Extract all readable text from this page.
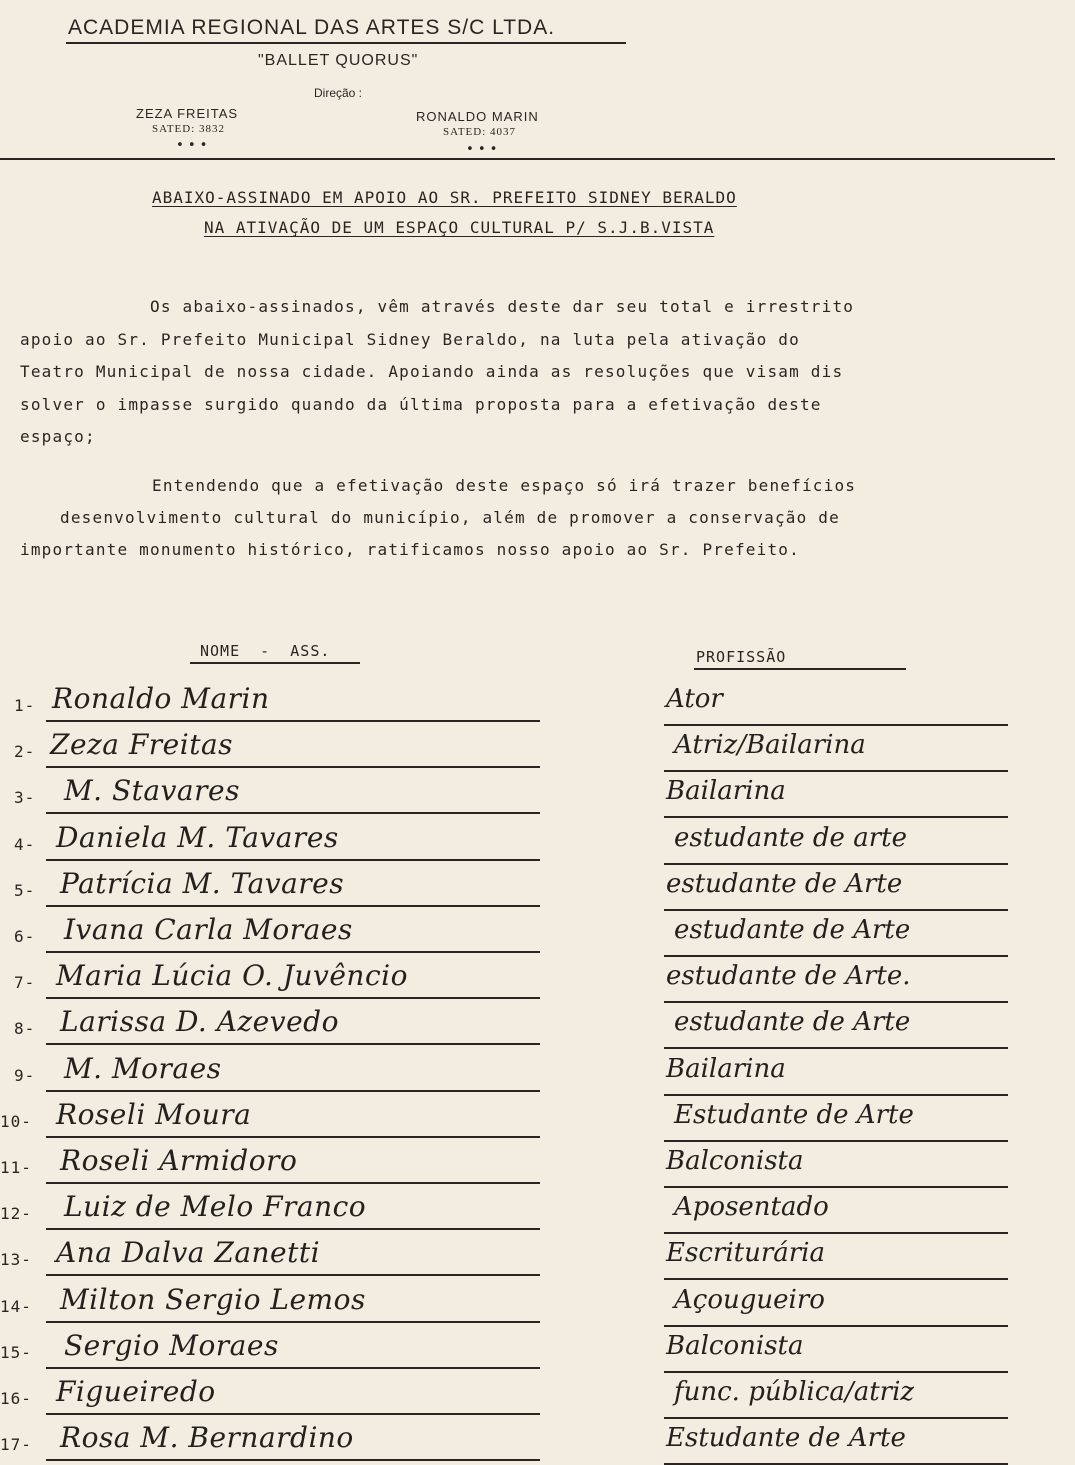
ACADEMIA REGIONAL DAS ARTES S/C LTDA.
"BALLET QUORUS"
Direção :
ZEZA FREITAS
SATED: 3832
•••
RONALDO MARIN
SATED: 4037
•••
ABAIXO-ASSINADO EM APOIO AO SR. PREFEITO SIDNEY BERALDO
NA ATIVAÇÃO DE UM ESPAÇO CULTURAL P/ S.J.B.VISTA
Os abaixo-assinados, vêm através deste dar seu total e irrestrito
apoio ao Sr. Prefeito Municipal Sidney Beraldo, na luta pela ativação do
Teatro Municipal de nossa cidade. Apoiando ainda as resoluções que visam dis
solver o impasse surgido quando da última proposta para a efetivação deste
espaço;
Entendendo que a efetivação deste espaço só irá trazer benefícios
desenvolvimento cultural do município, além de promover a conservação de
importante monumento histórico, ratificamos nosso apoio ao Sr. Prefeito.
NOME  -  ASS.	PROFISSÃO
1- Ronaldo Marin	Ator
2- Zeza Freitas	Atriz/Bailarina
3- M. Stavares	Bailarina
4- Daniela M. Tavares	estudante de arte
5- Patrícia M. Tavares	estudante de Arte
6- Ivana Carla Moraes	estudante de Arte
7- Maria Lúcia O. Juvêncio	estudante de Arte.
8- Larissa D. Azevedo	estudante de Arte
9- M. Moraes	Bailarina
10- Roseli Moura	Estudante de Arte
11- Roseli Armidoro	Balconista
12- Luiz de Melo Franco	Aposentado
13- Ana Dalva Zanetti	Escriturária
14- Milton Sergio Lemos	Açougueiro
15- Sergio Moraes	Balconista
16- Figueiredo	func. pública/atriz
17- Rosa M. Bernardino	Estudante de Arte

----

◆ Set task:
Write out the entries above verbatim; the pictures do not belong in your copy.

◆ Solution to the exercise:
Extract all readable text from this page.
ACADEMIA REGIONAL DAS ARTES S/C LTDA.
"BALLET QUORUS"
Direção :
ZEZA FREITAS
SATED: 3832
•••
RONALDO MARIN
SATED: 4037
•••
ABAIXO-ASSINADO EM APOIO AO SR. PREFEITO SIDNEY BERALDO
NA ATIVAÇÃO DE UM ESPAÇO CULTURAL P/ S.J.B.VISTA
Os abaixo-assinados, vêm através deste dar seu total e irrestrito
apoio ao Sr. Prefeito Municipal Sidney Beraldo, na luta pela ativação do
Teatro Municipal de nossa cidade. Apoiando ainda as resoluções que visam dis
solver o impasse surgido quando da última proposta para a efetivação deste
espaço;
Entendendo que a efetivação deste espaço só irá trazer benefícios
desenvolvimento cultural do município, além de promover a conservação de
importante monumento histórico, ratificamos nosso apoio ao Sr. Prefeito.
NOME  -  ASS.	PROFISSÃO
1- Ronaldo Marin	Ator
2- Zeza Freitas	Atriz/Bailarina
3- M. Stavares	Bailarina
4- Daniela M. Tavares	estudante de arte
5- Patrícia M. Tavares	estudante de Arte
6- Ivana Carla Moraes	estudante de Arte
7- Maria Lúcia O. Juvêncio	estudante de Arte.
8- Larissa D. Azevedo	estudante de Arte
9- M. Moraes	Bailarina
10- Roseli Moura	Estudante de Arte
11- Roseli Armidoro	Balconista
12- Luiz de Melo Franco	Aposentado
13- Ana Dalva Zanetti	Escriturária
14- Milton Sergio Lemos	Açougueiro
15- Sergio Moraes	Balconista
16- Figueiredo	func. pública/atriz
17- Rosa M. Bernardino	Estudante de Arte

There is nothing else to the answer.